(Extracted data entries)
- - - - -

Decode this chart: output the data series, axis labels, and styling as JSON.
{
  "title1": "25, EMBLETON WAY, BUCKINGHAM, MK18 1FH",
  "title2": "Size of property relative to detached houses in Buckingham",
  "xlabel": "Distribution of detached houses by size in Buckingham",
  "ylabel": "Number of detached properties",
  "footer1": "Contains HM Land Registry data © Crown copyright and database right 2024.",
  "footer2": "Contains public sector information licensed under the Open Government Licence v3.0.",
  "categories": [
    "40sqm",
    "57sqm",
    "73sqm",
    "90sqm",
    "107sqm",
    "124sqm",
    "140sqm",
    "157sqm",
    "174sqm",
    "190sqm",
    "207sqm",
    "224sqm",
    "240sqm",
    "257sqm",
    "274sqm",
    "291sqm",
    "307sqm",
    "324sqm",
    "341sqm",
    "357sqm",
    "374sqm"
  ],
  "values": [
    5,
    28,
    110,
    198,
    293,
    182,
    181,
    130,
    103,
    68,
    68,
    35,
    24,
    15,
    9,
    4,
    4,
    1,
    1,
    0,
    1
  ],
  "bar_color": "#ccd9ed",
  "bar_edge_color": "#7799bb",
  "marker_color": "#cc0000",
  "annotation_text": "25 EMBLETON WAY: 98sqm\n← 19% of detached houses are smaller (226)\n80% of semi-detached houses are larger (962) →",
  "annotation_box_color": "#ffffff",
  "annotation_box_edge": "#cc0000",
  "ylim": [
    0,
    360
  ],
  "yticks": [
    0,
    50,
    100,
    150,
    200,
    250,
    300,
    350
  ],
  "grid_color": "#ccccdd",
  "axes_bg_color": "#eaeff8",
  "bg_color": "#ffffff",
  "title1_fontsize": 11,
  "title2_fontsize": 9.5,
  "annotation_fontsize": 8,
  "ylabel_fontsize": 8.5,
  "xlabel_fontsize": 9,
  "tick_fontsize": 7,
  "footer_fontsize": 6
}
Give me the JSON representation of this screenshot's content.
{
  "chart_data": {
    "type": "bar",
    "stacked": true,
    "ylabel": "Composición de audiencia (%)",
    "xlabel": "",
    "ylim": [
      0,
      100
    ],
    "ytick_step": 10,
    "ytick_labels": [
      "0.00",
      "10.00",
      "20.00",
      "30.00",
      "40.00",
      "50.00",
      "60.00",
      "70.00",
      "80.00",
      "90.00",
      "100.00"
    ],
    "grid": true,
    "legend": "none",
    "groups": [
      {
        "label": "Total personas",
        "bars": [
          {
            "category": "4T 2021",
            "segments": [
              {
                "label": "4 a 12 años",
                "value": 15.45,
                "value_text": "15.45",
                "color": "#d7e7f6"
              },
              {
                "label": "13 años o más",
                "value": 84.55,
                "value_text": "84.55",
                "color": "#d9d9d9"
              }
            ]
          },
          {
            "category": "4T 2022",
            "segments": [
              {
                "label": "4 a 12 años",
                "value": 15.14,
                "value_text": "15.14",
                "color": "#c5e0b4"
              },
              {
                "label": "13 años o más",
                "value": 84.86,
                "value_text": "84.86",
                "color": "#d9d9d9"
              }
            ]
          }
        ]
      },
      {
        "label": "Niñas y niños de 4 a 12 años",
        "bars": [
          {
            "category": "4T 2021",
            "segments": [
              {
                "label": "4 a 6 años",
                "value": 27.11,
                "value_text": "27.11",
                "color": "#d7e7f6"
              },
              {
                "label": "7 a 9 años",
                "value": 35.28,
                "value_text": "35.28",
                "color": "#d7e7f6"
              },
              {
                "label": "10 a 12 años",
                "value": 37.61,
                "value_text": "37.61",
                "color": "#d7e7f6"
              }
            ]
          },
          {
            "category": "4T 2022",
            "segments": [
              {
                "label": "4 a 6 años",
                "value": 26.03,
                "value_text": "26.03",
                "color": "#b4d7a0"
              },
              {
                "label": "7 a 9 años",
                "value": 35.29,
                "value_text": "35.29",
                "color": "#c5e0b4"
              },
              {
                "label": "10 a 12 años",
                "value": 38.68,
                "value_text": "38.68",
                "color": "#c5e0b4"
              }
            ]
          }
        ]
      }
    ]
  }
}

- - - - -

**SHORT EXERCISE**
Within the entries above, report how many lines include "EMBLETON", and keep the answer to the number.

**ANSWER FOR THIS EXERCISE**
2